Problem to work on: Pictures do not belong in the copy; restate the records below word for word.

Figure collection entries
------------------------------
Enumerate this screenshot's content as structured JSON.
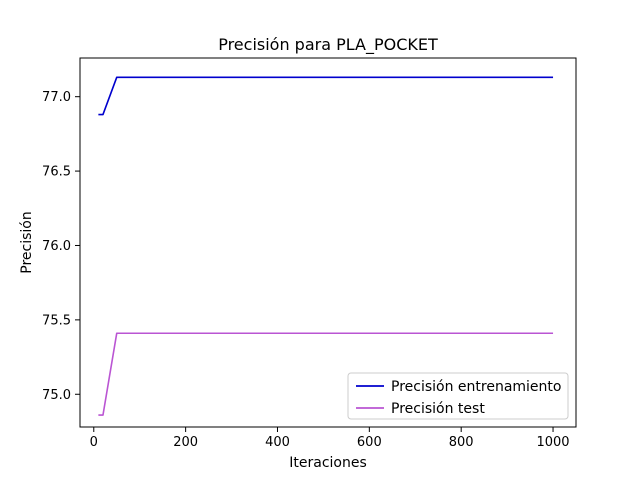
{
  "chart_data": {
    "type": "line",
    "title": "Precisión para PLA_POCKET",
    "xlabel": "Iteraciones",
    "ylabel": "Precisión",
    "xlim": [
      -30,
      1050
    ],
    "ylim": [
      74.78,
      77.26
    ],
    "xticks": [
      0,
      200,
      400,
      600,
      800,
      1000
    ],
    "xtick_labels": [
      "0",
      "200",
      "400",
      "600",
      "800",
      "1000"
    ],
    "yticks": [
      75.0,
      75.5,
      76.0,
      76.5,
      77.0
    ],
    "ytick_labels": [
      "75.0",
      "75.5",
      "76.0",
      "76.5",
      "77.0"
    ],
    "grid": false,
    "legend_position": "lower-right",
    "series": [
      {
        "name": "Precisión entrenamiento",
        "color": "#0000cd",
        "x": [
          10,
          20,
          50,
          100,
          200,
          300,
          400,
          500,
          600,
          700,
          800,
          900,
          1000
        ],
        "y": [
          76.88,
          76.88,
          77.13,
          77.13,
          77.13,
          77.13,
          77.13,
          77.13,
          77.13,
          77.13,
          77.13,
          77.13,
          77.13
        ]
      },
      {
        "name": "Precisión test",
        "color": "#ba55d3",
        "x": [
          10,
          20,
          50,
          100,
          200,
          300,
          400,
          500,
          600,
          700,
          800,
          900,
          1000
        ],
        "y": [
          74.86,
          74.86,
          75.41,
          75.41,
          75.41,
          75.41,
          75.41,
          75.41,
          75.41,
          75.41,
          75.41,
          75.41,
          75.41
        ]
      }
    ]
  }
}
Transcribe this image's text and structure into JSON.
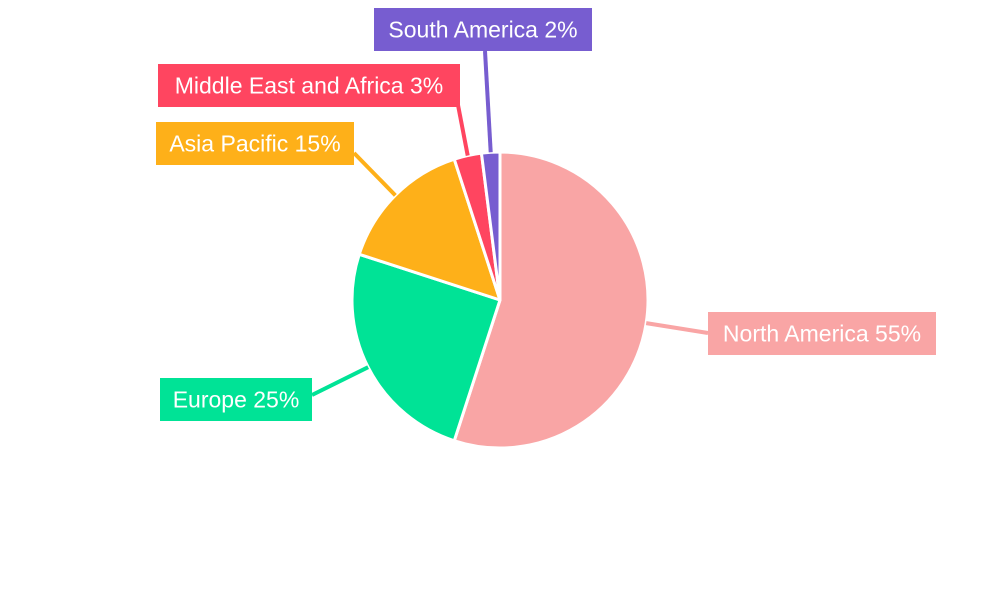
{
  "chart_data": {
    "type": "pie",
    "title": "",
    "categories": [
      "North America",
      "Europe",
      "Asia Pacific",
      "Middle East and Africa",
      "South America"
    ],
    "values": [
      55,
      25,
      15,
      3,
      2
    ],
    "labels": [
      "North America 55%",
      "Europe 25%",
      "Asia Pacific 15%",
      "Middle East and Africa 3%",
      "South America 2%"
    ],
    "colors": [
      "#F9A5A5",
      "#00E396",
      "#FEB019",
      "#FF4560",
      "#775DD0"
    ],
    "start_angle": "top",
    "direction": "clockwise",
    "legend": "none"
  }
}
------------------------------
Solution to this task:
Enumerate this screenshot's content as structured JSON.
{
  "chart_data": {
    "type": "line",
    "title": "Precisión para PLA_POCKET",
    "xlabel": "Iteraciones",
    "ylabel": "Precisión",
    "xlim": [
      -30,
      1050
    ],
    "ylim": [
      74.78,
      77.26
    ],
    "xticks": [
      0,
      200,
      400,
      600,
      800,
      1000
    ],
    "xtick_labels": [
      "0",
      "200",
      "400",
      "600",
      "800",
      "1000"
    ],
    "yticks": [
      75.0,
      75.5,
      76.0,
      76.5,
      77.0
    ],
    "ytick_labels": [
      "75.0",
      "75.5",
      "76.0",
      "76.5",
      "77.0"
    ],
    "grid": false,
    "legend_position": "lower-right",
    "series": [
      {
        "name": "Precisión entrenamiento",
        "color": "#0000cd",
        "x": [
          10,
          20,
          50,
          100,
          200,
          300,
          400,
          500,
          600,
          700,
          800,
          900,
          1000
        ],
        "y": [
          76.88,
          76.88,
          77.13,
          77.13,
          77.13,
          77.13,
          77.13,
          77.13,
          77.13,
          77.13,
          77.13,
          77.13,
          77.13
        ]
      },
      {
        "name": "Precisión test",
        "color": "#ba55d3",
        "x": [
          10,
          20,
          50,
          100,
          200,
          300,
          400,
          500,
          600,
          700,
          800,
          900,
          1000
        ],
        "y": [
          74.86,
          74.86,
          75.41,
          75.41,
          75.41,
          75.41,
          75.41,
          75.41,
          75.41,
          75.41,
          75.41,
          75.41,
          75.41
        ]
      }
    ]
  }
}
Transcribe this image's text and structure into JSON.
{
  "chart_data": {
    "type": "pie",
    "title": "",
    "categories": [
      "North America",
      "Europe",
      "Asia Pacific",
      "Middle East and Africa",
      "South America"
    ],
    "values": [
      55,
      25,
      15,
      3,
      2
    ],
    "labels": [
      "North America 55%",
      "Europe 25%",
      "Asia Pacific 15%",
      "Middle East and Africa 3%",
      "South America 2%"
    ],
    "colors": [
      "#F9A5A5",
      "#00E396",
      "#FEB019",
      "#FF4560",
      "#775DD0"
    ],
    "start_angle": "top",
    "direction": "clockwise",
    "legend": "none"
  }
}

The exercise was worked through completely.